• REQUEST:
Transcribe all records exactly.

--------------------

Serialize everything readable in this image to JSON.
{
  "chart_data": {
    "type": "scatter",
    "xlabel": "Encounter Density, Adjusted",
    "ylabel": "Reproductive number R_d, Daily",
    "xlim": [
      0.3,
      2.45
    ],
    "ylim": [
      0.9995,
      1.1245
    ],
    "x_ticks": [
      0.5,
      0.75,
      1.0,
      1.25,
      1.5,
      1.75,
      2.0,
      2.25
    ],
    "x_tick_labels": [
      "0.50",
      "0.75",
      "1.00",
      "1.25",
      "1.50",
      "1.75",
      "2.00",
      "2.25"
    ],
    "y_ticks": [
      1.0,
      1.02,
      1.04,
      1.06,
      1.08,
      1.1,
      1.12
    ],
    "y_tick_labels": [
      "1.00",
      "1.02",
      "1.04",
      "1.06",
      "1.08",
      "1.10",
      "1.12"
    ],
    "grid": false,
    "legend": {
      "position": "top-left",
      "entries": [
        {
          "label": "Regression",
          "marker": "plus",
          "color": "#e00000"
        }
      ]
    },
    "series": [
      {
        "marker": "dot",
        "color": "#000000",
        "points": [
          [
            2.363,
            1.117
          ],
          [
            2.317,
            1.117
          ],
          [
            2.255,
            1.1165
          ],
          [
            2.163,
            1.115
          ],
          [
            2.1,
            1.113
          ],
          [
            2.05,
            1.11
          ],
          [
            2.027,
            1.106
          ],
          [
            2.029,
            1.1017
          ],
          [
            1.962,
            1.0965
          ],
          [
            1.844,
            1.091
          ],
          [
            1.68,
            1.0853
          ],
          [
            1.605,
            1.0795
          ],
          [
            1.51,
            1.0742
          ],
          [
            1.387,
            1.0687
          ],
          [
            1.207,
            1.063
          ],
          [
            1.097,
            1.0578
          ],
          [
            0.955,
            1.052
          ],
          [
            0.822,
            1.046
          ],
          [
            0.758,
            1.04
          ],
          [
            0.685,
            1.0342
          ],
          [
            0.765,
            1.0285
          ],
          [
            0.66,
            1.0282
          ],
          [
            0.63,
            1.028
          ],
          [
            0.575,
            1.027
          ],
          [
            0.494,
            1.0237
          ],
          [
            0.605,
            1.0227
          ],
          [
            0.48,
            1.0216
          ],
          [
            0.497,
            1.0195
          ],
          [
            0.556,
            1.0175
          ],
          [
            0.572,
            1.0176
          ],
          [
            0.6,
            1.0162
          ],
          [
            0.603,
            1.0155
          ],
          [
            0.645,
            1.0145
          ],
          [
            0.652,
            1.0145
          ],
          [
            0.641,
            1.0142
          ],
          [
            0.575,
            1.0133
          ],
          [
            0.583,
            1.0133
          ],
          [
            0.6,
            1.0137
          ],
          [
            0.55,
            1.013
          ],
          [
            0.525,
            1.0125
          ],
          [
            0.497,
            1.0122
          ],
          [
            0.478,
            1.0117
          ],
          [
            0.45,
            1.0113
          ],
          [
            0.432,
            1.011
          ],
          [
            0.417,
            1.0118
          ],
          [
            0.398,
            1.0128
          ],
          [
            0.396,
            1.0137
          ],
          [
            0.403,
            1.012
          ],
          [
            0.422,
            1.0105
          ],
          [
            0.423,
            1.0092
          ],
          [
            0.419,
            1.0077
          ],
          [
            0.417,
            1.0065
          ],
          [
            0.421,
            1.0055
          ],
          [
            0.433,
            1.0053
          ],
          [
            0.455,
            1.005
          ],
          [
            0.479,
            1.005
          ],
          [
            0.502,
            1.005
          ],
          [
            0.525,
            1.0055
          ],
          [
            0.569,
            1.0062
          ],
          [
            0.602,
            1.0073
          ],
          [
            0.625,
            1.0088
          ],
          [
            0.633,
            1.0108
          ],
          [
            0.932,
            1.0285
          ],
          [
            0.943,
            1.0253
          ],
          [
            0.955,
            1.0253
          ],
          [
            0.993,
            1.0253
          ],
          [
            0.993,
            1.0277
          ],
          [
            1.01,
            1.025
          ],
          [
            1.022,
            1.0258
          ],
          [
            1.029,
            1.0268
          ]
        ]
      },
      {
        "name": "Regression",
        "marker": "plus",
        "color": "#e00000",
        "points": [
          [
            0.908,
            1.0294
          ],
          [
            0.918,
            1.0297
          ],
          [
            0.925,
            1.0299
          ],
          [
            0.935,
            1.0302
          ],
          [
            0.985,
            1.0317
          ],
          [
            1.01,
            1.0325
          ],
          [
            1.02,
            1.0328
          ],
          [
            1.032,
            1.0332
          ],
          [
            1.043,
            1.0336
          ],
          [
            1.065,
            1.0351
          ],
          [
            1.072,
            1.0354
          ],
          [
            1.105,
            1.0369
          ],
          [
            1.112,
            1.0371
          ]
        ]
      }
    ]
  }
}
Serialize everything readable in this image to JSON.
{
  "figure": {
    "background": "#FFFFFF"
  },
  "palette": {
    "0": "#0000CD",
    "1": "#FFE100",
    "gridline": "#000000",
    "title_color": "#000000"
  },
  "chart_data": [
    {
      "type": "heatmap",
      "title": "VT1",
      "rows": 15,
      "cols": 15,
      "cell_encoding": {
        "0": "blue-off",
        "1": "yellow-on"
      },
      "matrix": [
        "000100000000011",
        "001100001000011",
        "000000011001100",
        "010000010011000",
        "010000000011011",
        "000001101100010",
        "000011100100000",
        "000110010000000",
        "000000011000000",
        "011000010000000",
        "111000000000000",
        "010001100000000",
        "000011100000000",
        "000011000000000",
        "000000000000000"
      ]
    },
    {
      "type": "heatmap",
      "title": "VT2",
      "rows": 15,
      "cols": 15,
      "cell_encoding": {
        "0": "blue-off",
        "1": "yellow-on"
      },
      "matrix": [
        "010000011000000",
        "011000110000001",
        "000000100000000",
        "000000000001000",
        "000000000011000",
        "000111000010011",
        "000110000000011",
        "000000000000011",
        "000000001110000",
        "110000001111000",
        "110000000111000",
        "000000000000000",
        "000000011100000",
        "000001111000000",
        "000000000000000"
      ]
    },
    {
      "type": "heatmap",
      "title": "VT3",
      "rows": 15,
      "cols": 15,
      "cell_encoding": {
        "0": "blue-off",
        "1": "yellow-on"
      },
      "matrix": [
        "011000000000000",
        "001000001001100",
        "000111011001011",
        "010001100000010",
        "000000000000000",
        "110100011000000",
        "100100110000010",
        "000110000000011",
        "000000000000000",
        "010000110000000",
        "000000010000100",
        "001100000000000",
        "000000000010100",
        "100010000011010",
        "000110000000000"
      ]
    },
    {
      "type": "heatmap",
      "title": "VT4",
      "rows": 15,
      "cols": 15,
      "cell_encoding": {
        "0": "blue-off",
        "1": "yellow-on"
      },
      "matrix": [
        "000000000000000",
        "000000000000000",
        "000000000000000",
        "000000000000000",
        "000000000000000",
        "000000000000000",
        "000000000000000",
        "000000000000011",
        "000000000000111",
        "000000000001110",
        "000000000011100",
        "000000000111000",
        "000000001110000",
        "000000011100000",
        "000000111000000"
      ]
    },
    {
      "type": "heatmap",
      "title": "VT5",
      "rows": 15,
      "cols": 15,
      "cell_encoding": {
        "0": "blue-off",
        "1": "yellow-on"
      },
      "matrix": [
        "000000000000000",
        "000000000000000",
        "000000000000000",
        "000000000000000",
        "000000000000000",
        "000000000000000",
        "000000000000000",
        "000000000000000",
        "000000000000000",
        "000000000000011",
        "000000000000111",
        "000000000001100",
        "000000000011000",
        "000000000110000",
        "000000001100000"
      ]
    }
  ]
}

--------------------

• OUTPUT FOR THIS EXERCISE:
Serialize everything readable in this image to JSON.
{
  "chart_data": {
    "type": "scatter",
    "xlabel": "Encounter Density, Adjusted",
    "ylabel": "Reproductive number R_d, Daily",
    "xlim": [
      0.3,
      2.45
    ],
    "ylim": [
      0.9995,
      1.1245
    ],
    "x_ticks": [
      0.5,
      0.75,
      1.0,
      1.25,
      1.5,
      1.75,
      2.0,
      2.25
    ],
    "x_tick_labels": [
      "0.50",
      "0.75",
      "1.00",
      "1.25",
      "1.50",
      "1.75",
      "2.00",
      "2.25"
    ],
    "y_ticks": [
      1.0,
      1.02,
      1.04,
      1.06,
      1.08,
      1.1,
      1.12
    ],
    "y_tick_labels": [
      "1.00",
      "1.02",
      "1.04",
      "1.06",
      "1.08",
      "1.10",
      "1.12"
    ],
    "grid": false,
    "legend": {
      "position": "top-left",
      "entries": [
        {
          "label": "Regression",
          "marker": "plus",
          "color": "#e00000"
        }
      ]
    },
    "series": [
      {
        "marker": "dot",
        "color": "#000000",
        "points": [
          [
            2.363,
            1.117
          ],
          [
            2.317,
            1.117
          ],
          [
            2.255,
            1.1165
          ],
          [
            2.163,
            1.115
          ],
          [
            2.1,
            1.113
          ],
          [
            2.05,
            1.11
          ],
          [
            2.027,
            1.106
          ],
          [
            2.029,
            1.1017
          ],
          [
            1.962,
            1.0965
          ],
          [
            1.844,
            1.091
          ],
          [
            1.68,
            1.0853
          ],
          [
            1.605,
            1.0795
          ],
          [
            1.51,
            1.0742
          ],
          [
            1.387,
            1.0687
          ],
          [
            1.207,
            1.063
          ],
          [
            1.097,
            1.0578
          ],
          [
            0.955,
            1.052
          ],
          [
            0.822,
            1.046
          ],
          [
            0.758,
            1.04
          ],
          [
            0.685,
            1.0342
          ],
          [
            0.765,
            1.0285
          ],
          [
            0.66,
            1.0282
          ],
          [
            0.63,
            1.028
          ],
          [
            0.575,
            1.027
          ],
          [
            0.494,
            1.0237
          ],
          [
            0.605,
            1.0227
          ],
          [
            0.48,
            1.0216
          ],
          [
            0.497,
            1.0195
          ],
          [
            0.556,
            1.0175
          ],
          [
            0.572,
            1.0176
          ],
          [
            0.6,
            1.0162
          ],
          [
            0.603,
            1.0155
          ],
          [
            0.645,
            1.0145
          ],
          [
            0.652,
            1.0145
          ],
          [
            0.641,
            1.0142
          ],
          [
            0.575,
            1.0133
          ],
          [
            0.583,
            1.0133
          ],
          [
            0.6,
            1.0137
          ],
          [
            0.55,
            1.013
          ],
          [
            0.525,
            1.0125
          ],
          [
            0.497,
            1.0122
          ],
          [
            0.478,
            1.0117
          ],
          [
            0.45,
            1.0113
          ],
          [
            0.432,
            1.011
          ],
          [
            0.417,
            1.0118
          ],
          [
            0.398,
            1.0128
          ],
          [
            0.396,
            1.0137
          ],
          [
            0.403,
            1.012
          ],
          [
            0.422,
            1.0105
          ],
          [
            0.423,
            1.0092
          ],
          [
            0.419,
            1.0077
          ],
          [
            0.417,
            1.0065
          ],
          [
            0.421,
            1.0055
          ],
          [
            0.433,
            1.0053
          ],
          [
            0.455,
            1.005
          ],
          [
            0.479,
            1.005
          ],
          [
            0.502,
            1.005
          ],
          [
            0.525,
            1.0055
          ],
          [
            0.569,
            1.0062
          ],
          [
            0.602,
            1.0073
          ],
          [
            0.625,
            1.0088
          ],
          [
            0.633,
            1.0108
          ],
          [
            0.932,
            1.0285
          ],
          [
            0.943,
            1.0253
          ],
          [
            0.955,
            1.0253
          ],
          [
            0.993,
            1.0253
          ],
          [
            0.993,
            1.0277
          ],
          [
            1.01,
            1.025
          ],
          [
            1.022,
            1.0258
          ],
          [
            1.029,
            1.0268
          ]
        ]
      },
      {
        "name": "Regression",
        "marker": "plus",
        "color": "#e00000",
        "points": [
          [
            0.908,
            1.0294
          ],
          [
            0.918,
            1.0297
          ],
          [
            0.925,
            1.0299
          ],
          [
            0.935,
            1.0302
          ],
          [
            0.985,
            1.0317
          ],
          [
            1.01,
            1.0325
          ],
          [
            1.02,
            1.0328
          ],
          [
            1.032,
            1.0332
          ],
          [
            1.043,
            1.0336
          ],
          [
            1.065,
            1.0351
          ],
          [
            1.072,
            1.0354
          ],
          [
            1.105,
            1.0369
          ],
          [
            1.112,
            1.0371
          ]
        ]
      }
    ]
  }
}
Serialize everything readable in this image to JSON.
{
  "figure": {
    "background": "#FFFFFF"
  },
  "palette": {
    "0": "#0000CD",
    "1": "#FFE100",
    "gridline": "#000000",
    "title_color": "#000000"
  },
  "chart_data": [
    {
      "type": "heatmap",
      "title": "VT1",
      "rows": 15,
      "cols": 15,
      "cell_encoding": {
        "0": "blue-off",
        "1": "yellow-on"
      },
      "matrix": [
        "000100000000011",
        "001100001000011",
        "000000011001100",
        "010000010011000",
        "010000000011011",
        "000001101100010",
        "000011100100000",
        "000110010000000",
        "000000011000000",
        "011000010000000",
        "111000000000000",
        "010001100000000",
        "000011100000000",
        "000011000000000",
        "000000000000000"
      ]
    },
    {
      "type": "heatmap",
      "title": "VT2",
      "rows": 15,
      "cols": 15,
      "cell_encoding": {
        "0": "blue-off",
        "1": "yellow-on"
      },
      "matrix": [
        "010000011000000",
        "011000110000001",
        "000000100000000",
        "000000000001000",
        "000000000011000",
        "000111000010011",
        "000110000000011",
        "000000000000011",
        "000000001110000",
        "110000001111000",
        "110000000111000",
        "000000000000000",
        "000000011100000",
        "000001111000000",
        "000000000000000"
      ]
    },
    {
      "type": "heatmap",
      "title": "VT3",
      "rows": 15,
      "cols": 15,
      "cell_encoding": {
        "0": "blue-off",
        "1": "yellow-on"
      },
      "matrix": [
        "011000000000000",
        "001000001001100",
        "000111011001011",
        "010001100000010",
        "000000000000000",
        "110100011000000",
        "100100110000010",
        "000110000000011",
        "000000000000000",
        "010000110000000",
        "000000010000100",
        "001100000000000",
        "000000000010100",
        "100010000011010",
        "000110000000000"
      ]
    },
    {
      "type": "heatmap",
      "title": "VT4",
      "rows": 15,
      "cols": 15,
      "cell_encoding": {
        "0": "blue-off",
        "1": "yellow-on"
      },
      "matrix": [
        "000000000000000",
        "000000000000000",
        "000000000000000",
        "000000000000000",
        "000000000000000",
        "000000000000000",
        "000000000000000",
        "000000000000011",
        "000000000000111",
        "000000000001110",
        "000000000011100",
        "000000000111000",
        "000000001110000",
        "000000011100000",
        "000000111000000"
      ]
    },
    {
      "type": "heatmap",
      "title": "VT5",
      "rows": 15,
      "cols": 15,
      "cell_encoding": {
        "0": "blue-off",
        "1": "yellow-on"
      },
      "matrix": [
        "000000000000000",
        "000000000000000",
        "000000000000000",
        "000000000000000",
        "000000000000000",
        "000000000000000",
        "000000000000000",
        "000000000000000",
        "000000000000000",
        "000000000000011",
        "000000000000111",
        "000000000001100",
        "000000000011000",
        "000000000110000",
        "000000001100000"
      ]
    }
  ]
}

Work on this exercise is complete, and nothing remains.